**EXERCISE PROMPT**
Lines containing "территории" are to be counted. Report the count alone.

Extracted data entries
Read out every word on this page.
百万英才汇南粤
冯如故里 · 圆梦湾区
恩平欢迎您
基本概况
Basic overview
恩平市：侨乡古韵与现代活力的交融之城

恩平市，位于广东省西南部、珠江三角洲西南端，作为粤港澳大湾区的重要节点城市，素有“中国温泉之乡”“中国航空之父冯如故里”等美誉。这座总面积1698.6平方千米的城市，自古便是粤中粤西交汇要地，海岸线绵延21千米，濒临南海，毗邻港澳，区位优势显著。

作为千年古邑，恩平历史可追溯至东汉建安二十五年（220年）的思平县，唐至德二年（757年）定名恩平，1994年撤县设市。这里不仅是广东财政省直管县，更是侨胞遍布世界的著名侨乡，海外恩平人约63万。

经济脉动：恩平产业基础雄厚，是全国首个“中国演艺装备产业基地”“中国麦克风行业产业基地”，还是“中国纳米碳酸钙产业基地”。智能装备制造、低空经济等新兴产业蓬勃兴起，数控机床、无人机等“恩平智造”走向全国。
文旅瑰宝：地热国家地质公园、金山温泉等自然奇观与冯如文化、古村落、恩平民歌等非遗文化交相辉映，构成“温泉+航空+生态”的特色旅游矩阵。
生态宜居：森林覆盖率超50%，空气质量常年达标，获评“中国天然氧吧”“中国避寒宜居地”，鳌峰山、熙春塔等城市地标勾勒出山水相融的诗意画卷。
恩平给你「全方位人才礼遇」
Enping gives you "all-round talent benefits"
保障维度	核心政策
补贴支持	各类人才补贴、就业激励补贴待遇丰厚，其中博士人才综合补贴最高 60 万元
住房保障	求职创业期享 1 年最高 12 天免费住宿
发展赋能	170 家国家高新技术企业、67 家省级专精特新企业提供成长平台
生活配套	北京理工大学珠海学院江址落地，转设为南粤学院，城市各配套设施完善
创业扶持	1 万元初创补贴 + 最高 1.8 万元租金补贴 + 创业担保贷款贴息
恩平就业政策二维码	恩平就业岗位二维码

...

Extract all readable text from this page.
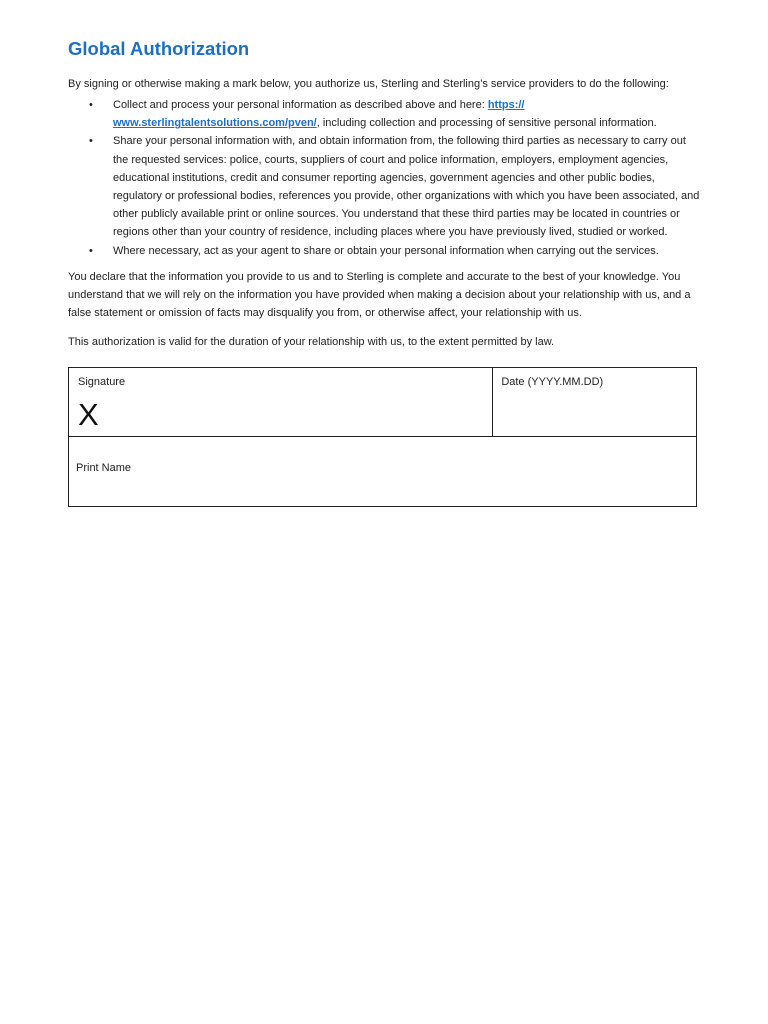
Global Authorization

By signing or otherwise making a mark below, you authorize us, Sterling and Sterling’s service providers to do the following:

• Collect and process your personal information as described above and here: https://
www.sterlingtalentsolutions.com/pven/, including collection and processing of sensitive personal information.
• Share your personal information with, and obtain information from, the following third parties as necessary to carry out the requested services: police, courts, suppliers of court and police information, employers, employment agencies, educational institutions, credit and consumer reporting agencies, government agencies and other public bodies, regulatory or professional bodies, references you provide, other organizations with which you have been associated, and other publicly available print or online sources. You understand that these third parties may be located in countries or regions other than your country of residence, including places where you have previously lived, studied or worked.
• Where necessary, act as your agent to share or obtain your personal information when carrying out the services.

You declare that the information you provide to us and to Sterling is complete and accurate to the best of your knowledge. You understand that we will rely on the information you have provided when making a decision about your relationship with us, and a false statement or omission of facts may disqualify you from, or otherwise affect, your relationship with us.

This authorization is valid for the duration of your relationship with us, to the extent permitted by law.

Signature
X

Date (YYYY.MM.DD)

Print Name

* * *

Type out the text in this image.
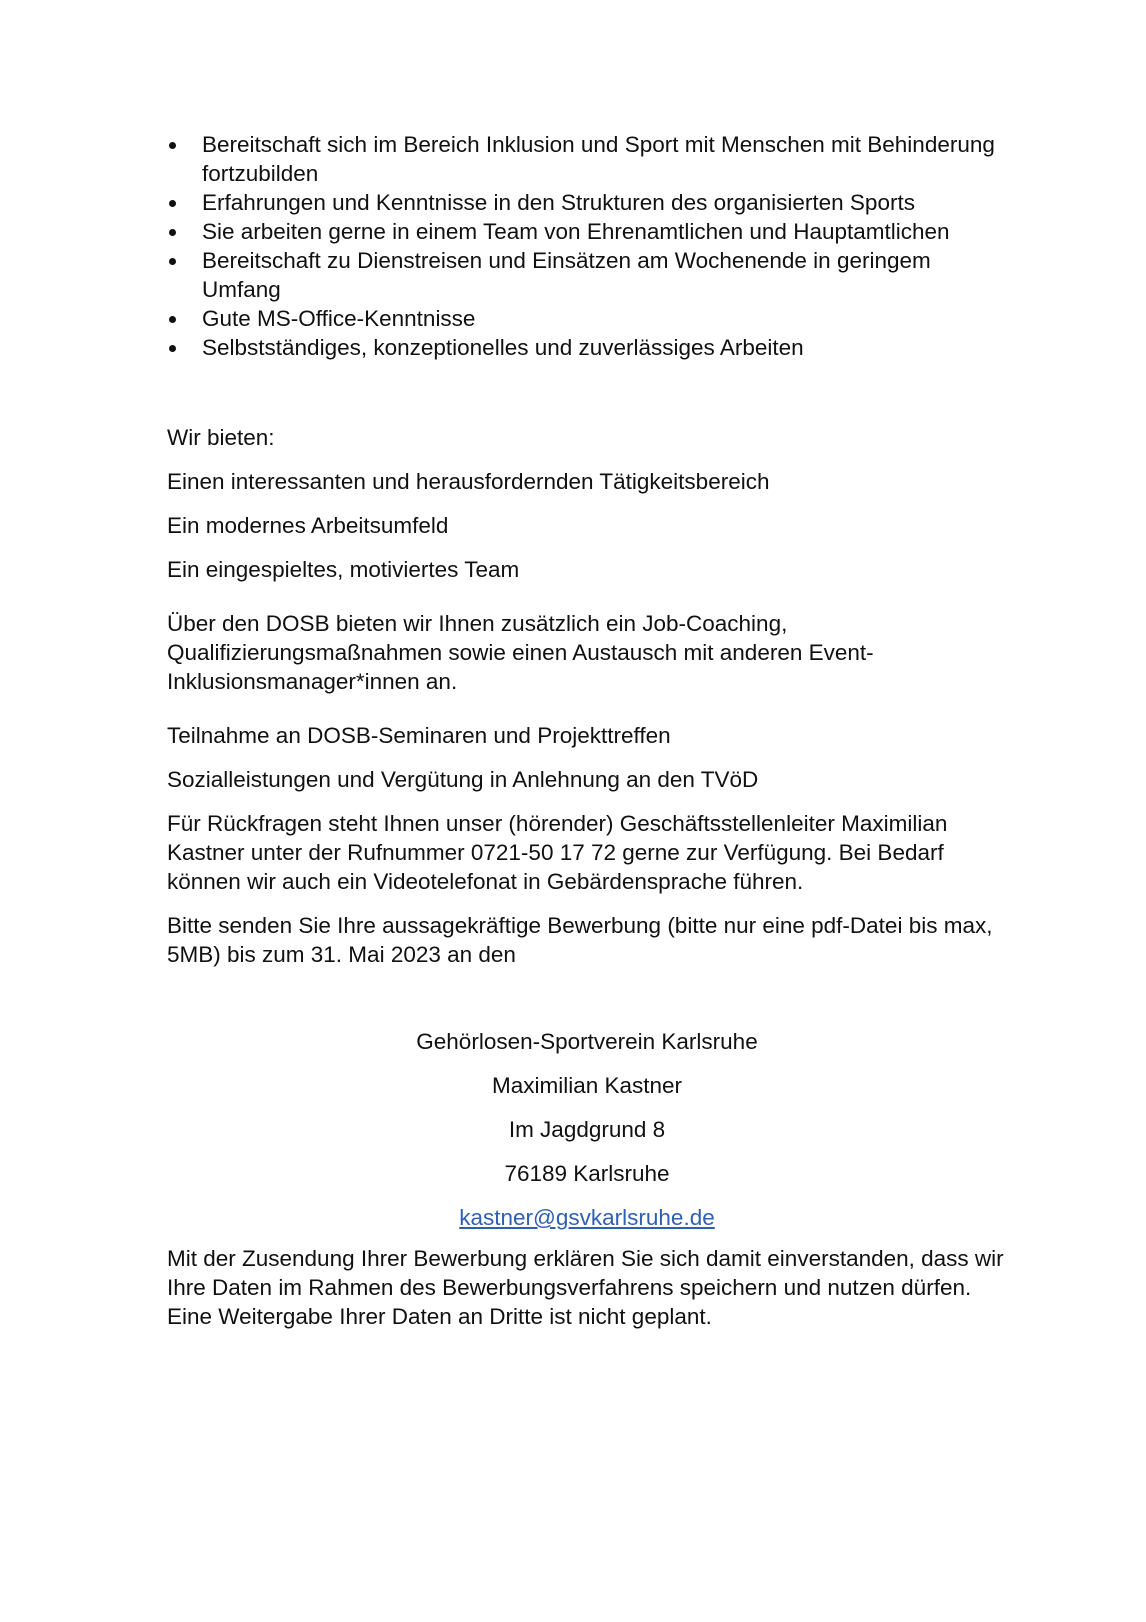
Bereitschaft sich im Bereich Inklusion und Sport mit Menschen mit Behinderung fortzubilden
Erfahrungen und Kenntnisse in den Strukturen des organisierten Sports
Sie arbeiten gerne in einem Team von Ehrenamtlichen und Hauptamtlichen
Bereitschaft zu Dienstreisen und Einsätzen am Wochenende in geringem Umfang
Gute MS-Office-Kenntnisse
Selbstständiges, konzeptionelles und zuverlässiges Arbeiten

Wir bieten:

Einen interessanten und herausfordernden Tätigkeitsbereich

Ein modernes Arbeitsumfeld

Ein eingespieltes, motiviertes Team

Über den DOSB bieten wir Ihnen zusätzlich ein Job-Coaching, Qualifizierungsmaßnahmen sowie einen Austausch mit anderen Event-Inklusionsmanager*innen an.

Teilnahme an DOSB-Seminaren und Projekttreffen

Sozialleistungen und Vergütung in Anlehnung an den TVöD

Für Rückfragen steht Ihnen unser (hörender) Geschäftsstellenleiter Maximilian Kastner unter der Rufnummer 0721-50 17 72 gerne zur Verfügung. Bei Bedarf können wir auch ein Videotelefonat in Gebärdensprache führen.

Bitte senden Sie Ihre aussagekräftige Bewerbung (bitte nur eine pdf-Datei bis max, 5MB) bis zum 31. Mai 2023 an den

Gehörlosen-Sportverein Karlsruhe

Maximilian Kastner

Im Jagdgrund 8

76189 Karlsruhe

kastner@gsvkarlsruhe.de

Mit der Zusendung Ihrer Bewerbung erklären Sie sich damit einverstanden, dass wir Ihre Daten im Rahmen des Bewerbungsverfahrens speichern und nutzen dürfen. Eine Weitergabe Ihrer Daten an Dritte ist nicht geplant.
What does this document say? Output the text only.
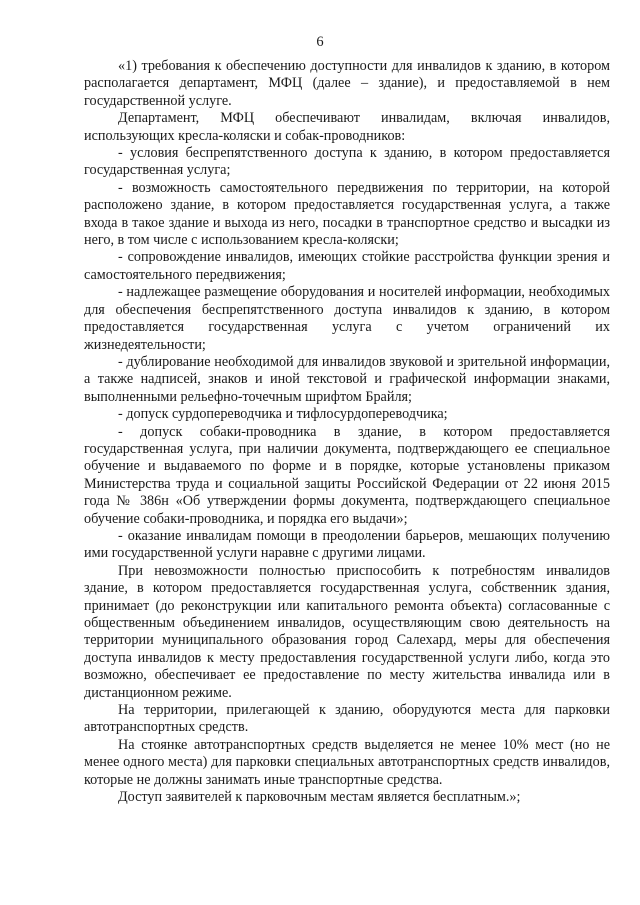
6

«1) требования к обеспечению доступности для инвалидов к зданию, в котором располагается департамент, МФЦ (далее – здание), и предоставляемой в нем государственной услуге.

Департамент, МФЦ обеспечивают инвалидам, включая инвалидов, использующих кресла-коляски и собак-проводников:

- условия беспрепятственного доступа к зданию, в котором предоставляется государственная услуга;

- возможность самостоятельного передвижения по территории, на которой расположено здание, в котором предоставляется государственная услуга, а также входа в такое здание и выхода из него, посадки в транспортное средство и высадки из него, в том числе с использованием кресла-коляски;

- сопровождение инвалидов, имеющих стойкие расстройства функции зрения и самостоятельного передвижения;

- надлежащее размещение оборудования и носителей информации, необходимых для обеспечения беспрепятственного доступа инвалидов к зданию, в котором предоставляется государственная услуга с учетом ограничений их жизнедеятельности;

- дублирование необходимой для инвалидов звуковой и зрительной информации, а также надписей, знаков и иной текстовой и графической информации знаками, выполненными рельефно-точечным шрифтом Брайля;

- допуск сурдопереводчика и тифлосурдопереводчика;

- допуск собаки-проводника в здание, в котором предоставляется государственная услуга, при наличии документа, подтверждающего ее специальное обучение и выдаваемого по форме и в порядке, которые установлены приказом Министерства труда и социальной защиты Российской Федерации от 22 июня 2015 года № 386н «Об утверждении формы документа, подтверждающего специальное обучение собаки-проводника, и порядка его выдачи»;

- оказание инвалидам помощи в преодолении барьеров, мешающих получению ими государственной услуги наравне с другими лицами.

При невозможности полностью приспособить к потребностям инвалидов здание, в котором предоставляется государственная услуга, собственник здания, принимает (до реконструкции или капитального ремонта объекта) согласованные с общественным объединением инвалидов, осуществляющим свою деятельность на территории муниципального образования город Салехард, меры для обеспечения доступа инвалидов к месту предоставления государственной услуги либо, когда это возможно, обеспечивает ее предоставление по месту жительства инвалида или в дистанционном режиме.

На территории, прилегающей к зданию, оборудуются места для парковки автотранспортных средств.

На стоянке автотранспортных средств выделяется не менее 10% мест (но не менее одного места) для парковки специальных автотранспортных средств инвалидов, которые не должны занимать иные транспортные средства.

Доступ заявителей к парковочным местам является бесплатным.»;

**WORKED ANSWER**
3